» **Written request**:
Retype all of the data. Every line must match exactly.
Start Data rows
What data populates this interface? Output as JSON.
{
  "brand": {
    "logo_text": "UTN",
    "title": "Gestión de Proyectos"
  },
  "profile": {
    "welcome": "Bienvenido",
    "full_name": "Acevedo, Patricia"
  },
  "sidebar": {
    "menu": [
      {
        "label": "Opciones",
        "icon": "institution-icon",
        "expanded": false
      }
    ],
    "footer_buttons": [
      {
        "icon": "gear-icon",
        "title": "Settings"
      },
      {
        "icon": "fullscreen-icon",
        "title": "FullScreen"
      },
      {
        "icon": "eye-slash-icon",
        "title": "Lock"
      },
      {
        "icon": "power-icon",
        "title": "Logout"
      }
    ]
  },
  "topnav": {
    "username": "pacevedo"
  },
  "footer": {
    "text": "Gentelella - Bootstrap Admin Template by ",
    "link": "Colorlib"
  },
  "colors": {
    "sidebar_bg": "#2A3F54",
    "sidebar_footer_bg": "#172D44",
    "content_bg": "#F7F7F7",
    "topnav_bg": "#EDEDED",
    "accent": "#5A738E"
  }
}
End Data rows
» **Exercise response**:
What data populates this interface? Output as JSON.
{
  "brand": {
    "logo_text": "UTN",
    "title": "Gestión de Proyectos"
  },
  "profile": {
    "welcome": "Bienvenido",
    "full_name": "Acevedo, Patricia"
  },
  "sidebar": {
    "menu": [
      {
        "label": "Opciones",
        "icon": "institution-icon",
        "expanded": false
      }
    ],
    "footer_buttons": [
      {
        "icon": "gear-icon",
        "title": "Settings"
      },
      {
        "icon": "fullscreen-icon",
        "title": "FullScreen"
      },
      {
        "icon": "eye-slash-icon",
        "title": "Lock"
      },
      {
        "icon": "power-icon",
        "title": "Logout"
      }
    ]
  },
  "topnav": {
    "username": "pacevedo"
  },
  "footer": {
    "text": "Gentelella - Bootstrap Admin Template by ",
    "link": "Colorlib"
  },
  "colors": {
    "sidebar_bg": "#2A3F54",
    "sidebar_footer_bg": "#172D44",
    "content_bg": "#F7F7F7",
    "topnav_bg": "#EDEDED",
    "accent": "#5A738E"
  }
}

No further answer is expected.